## Record list
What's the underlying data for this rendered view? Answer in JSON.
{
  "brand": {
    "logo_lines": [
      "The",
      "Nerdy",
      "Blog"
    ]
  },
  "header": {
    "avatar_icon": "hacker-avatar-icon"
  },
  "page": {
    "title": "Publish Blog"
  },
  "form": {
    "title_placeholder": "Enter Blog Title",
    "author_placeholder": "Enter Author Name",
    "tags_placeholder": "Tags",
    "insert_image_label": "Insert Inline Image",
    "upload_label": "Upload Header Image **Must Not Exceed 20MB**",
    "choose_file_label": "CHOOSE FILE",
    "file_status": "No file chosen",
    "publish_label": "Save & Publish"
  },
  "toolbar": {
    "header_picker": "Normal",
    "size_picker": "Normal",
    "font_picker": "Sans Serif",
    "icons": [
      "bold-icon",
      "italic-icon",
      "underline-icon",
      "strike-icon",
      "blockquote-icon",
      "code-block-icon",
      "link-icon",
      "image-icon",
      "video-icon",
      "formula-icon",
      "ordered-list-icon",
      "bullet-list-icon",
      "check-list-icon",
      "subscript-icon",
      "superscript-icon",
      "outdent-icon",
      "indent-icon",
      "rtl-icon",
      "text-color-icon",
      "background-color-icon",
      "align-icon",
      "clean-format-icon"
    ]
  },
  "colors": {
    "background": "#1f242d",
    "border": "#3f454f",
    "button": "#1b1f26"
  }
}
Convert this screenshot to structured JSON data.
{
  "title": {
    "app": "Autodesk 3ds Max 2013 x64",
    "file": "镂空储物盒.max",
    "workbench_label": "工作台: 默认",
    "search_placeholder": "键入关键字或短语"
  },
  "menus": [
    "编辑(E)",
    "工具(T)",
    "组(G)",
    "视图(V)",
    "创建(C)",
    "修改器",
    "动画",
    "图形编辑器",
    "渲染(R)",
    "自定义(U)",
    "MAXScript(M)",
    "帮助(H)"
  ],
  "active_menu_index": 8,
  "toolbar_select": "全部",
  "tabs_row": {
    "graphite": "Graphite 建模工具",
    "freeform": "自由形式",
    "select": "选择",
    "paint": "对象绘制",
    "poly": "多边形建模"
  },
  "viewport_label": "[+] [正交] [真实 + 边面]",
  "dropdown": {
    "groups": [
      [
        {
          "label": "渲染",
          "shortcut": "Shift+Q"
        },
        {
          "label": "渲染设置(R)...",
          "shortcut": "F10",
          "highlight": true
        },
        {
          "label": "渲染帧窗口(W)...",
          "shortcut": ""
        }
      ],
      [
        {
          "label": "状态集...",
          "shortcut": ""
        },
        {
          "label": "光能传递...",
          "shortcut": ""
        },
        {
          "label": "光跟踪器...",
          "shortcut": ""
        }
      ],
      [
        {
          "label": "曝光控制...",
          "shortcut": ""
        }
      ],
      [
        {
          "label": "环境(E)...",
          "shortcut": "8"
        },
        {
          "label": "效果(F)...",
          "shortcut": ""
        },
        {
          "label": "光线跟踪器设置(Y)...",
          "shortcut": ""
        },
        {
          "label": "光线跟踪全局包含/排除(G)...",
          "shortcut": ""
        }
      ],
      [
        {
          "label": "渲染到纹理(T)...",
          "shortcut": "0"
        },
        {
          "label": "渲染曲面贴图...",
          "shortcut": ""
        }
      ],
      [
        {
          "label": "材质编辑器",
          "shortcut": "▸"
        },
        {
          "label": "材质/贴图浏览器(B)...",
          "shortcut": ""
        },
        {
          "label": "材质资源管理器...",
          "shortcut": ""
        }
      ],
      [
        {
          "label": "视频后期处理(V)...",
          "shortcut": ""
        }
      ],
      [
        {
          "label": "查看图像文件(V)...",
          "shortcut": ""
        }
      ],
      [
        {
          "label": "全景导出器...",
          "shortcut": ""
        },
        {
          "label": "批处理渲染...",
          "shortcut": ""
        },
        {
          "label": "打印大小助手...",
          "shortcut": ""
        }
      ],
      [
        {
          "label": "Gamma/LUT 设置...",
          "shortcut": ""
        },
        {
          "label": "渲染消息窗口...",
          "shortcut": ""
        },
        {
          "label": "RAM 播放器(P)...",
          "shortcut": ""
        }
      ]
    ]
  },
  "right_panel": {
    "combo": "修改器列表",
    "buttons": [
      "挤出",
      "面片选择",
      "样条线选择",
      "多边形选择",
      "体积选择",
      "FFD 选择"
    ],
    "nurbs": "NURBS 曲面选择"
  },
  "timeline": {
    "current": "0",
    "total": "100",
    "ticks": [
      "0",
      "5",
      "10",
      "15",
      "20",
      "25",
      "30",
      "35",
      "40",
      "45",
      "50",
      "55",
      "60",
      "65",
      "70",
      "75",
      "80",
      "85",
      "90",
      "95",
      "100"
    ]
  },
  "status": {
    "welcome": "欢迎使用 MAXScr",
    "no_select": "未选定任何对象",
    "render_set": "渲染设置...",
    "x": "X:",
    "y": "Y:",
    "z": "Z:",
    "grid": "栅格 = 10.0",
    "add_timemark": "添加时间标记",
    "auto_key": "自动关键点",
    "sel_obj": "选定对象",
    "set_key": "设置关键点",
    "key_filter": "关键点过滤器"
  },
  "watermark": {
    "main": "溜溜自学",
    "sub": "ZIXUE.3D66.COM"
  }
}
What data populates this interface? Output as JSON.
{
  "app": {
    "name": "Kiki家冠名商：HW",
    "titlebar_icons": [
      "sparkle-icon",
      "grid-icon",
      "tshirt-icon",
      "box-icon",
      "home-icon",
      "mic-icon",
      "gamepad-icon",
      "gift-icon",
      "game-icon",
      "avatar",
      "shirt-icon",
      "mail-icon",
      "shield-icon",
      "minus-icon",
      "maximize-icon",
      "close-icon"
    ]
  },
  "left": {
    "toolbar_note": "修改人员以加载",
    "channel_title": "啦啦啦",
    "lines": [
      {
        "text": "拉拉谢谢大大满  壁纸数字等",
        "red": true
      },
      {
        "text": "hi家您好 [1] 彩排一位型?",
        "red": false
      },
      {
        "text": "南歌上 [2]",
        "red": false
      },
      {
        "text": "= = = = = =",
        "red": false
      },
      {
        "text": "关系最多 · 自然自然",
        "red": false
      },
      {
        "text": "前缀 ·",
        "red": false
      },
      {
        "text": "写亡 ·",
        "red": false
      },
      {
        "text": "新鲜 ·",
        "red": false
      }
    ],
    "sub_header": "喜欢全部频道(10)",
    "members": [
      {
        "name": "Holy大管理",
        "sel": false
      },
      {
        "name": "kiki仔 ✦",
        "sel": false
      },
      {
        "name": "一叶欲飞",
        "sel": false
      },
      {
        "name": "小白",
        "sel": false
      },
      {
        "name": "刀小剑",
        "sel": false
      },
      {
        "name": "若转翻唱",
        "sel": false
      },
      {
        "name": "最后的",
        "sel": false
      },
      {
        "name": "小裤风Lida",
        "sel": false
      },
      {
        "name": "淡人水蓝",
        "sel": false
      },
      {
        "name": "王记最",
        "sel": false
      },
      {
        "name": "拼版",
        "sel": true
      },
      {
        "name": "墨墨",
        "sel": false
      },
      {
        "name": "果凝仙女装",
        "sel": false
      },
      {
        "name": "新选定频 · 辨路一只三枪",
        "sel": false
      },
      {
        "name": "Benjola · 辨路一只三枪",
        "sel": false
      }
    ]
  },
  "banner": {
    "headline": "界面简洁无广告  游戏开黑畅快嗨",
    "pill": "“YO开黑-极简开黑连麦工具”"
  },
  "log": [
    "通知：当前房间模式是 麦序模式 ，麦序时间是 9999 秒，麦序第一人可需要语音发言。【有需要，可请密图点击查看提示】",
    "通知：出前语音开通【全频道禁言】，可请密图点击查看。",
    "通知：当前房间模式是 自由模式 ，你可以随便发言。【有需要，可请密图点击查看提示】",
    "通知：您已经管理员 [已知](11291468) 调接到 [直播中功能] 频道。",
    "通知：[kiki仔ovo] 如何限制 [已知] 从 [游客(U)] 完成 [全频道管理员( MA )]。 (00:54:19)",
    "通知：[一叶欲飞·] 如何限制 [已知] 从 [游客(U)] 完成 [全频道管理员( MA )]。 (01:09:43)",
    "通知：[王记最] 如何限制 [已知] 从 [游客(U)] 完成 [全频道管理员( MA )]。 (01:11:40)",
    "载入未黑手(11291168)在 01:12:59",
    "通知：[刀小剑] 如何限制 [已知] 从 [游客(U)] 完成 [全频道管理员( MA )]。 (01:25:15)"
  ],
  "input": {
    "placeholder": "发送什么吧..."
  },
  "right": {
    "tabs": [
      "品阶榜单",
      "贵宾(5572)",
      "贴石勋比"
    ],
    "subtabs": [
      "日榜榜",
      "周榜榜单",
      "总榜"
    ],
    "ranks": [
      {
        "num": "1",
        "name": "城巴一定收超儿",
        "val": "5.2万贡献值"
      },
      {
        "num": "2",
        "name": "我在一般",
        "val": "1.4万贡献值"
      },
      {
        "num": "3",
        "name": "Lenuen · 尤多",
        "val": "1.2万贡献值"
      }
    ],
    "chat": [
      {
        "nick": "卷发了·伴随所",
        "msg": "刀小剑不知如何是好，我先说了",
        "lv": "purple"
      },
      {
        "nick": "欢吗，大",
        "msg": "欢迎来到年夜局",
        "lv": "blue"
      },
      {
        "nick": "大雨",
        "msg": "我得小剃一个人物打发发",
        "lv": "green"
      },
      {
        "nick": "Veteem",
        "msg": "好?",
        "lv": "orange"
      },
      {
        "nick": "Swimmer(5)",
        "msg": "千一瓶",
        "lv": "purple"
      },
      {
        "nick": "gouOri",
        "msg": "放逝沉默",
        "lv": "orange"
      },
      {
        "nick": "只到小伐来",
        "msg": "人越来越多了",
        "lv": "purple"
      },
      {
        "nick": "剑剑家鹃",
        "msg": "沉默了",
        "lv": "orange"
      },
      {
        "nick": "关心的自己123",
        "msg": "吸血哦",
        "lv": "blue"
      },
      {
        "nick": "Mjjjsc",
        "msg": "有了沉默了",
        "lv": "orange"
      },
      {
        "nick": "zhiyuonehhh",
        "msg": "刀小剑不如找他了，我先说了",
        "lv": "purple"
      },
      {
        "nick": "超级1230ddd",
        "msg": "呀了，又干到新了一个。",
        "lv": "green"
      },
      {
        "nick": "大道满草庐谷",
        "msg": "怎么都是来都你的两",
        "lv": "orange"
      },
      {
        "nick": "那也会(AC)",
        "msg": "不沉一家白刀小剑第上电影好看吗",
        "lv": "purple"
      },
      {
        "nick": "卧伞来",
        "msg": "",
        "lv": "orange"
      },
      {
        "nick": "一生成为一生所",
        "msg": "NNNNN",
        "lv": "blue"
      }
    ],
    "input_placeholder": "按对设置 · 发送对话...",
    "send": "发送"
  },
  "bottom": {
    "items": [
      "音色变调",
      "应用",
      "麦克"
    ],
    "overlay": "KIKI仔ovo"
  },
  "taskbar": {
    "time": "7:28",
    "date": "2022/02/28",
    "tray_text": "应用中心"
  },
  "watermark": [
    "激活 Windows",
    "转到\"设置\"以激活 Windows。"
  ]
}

## Directions for this task
Gather all the lines that include the word "可请密图点击查看提示" and copy them out.

## Answer to the exercise
    "通知：当前房间模式是 麦序模式 ，麦序时间是 9999 秒，麦序第一人可需要语音发言。【有需要，可请密图点击查看提示】",
    "通知：当前房间模式是 自由模式 ，你可以随便发言。【有需要，可请密图点击查看提示】",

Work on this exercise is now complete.